WORK TO BE COMPLETED: Repeat the records below exactly, leaving out every picture.

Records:
▼▼▼

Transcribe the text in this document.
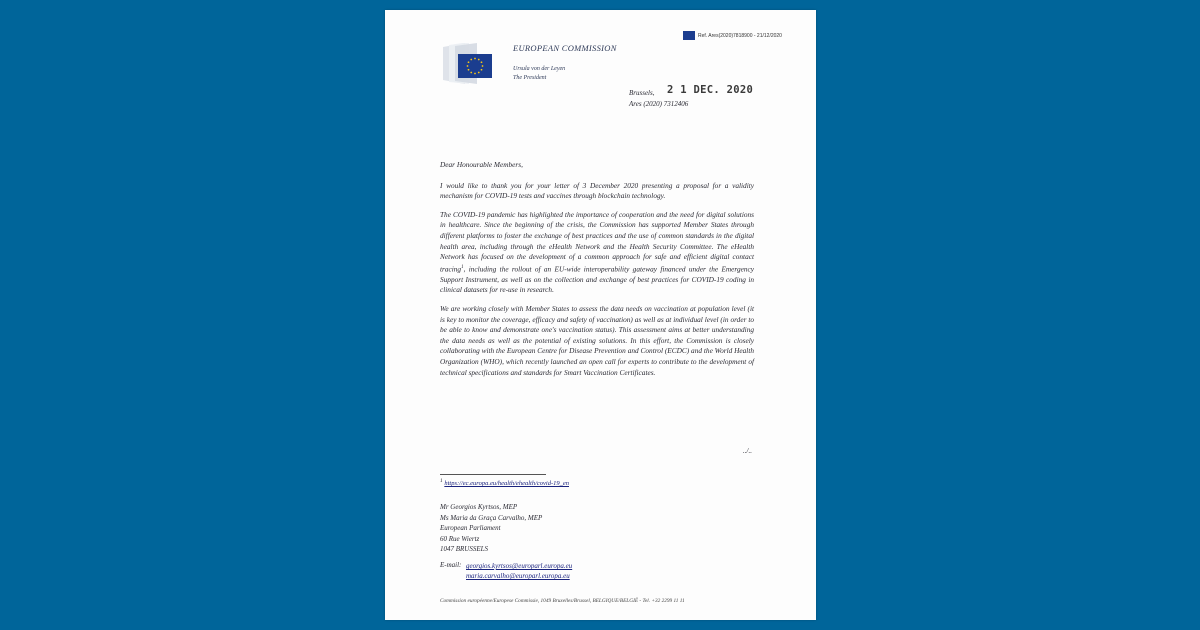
Ref. Ares(2020)7818900 - 21/12/2020
EUROPEAN COMMISSION
Ursula von der Leyen
The President
Brussels,
Ares (2020) 7312406
2 1 DEC. 2020

Dear Honourable Members,

I would like to thank you for your letter of 3 December 2020 presenting a proposal for a validity mechanism for COVID-19 tests and vaccines through blockchain technology.

The COVID-19 pandemic has highlighted the importance of cooperation and the need for digital solutions in healthcare. Since the beginning of the crisis, the Commission has supported Member States through different platforms to foster the exchange of best practices and the use of common standards in the digital health area, including through the eHealth Network and the Health Security Committee. The eHealth Network has focused on the development of a common approach for safe and efficient digital contact tracing$^1$, including the rollout of an EU-wide interoperability gateway financed under the Emergency Support Instrument, as well as on the collection and exchange of best practices for COVID-19 coding in clinical datasets for re-use in research.

We are working closely with Member States to assess the data needs on vaccination at population level (it is key to monitor the coverage, efficacy and safety of vaccination) as well as at individual level (in order to be able to know and demonstrate one's vaccination status). This assessment aims at better understanding the data needs as well as the potential of existing solutions. In this effort, the Commission is closely collaborating with the European Centre for Disease Prevention and Control (ECDC) and the World Health Organization (WHO), which recently launched an open call for experts to contribute to the development of technical specifications and standards for Smart Vaccination Certificates.

../..
$^1$ https://ec.europa.eu/health/ehealth/covid-19_en
Mr Georgios Kyrtsos, MEP
Ms Maria da Graça Carvalho, MEP
European Parliament
60 Rue Wiertz
1047 BRUSSELS
E-mail: georgios.kyrtsos@europarl.europa.eu
maria.carvalho@europarl.europa.eu
Commission européenne/Europese Commissie, 1049 Bruxelles/Brussel, BELGIQUE/BELGIË - Tel. +32 2299 11 11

▲▲▲

RESULT FOR THIS EXERCISE:
Transcribe the text in this document.
Ref. Ares(2020)7818900 - 21/12/2020
EUROPEAN COMMISSION
Ursula von der Leyen
The President
Brussels,
Ares (2020) 7312406
2 1 DEC. 2020

Dear Honourable Members,

I would like to thank you for your letter of 3 December 2020 presenting a proposal for a validity mechanism for COVID-19 tests and vaccines through blockchain technology.

The COVID-19 pandemic has highlighted the importance of cooperation and the need for digital solutions in healthcare. Since the beginning of the crisis, the Commission has supported Member States through different platforms to foster the exchange of best practices and the use of common standards in the digital health area, including through the eHealth Network and the Health Security Committee. The eHealth Network has focused on the development of a common approach for safe and efficient digital contact tracing$^1$, including the rollout of an EU-wide interoperability gateway financed under the Emergency Support Instrument, as well as on the collection and exchange of best practices for COVID-19 coding in clinical datasets for re-use in research.

We are working closely with Member States to assess the data needs on vaccination at population level (it is key to monitor the coverage, efficacy and safety of vaccination) as well as at individual level (in order to be able to know and demonstrate one's vaccination status). This assessment aims at better understanding the data needs as well as the potential of existing solutions. In this effort, the Commission is closely collaborating with the European Centre for Disease Prevention and Control (ECDC) and the World Health Organization (WHO), which recently launched an open call for experts to contribute to the development of technical specifications and standards for Smart Vaccination Certificates.

../..
$^1$ https://ec.europa.eu/health/ehealth/covid-19_en
Mr Georgios Kyrtsos, MEP
Ms Maria da Graça Carvalho, MEP
European Parliament
60 Rue Wiertz
1047 BRUSSELS
E-mail: georgios.kyrtsos@europarl.europa.eu
maria.carvalho@europarl.europa.eu
Commission européenne/Europese Commissie, 1049 Bruxelles/Brussel, BELGIQUE/BELGIË - Tel. +32 2299 11 11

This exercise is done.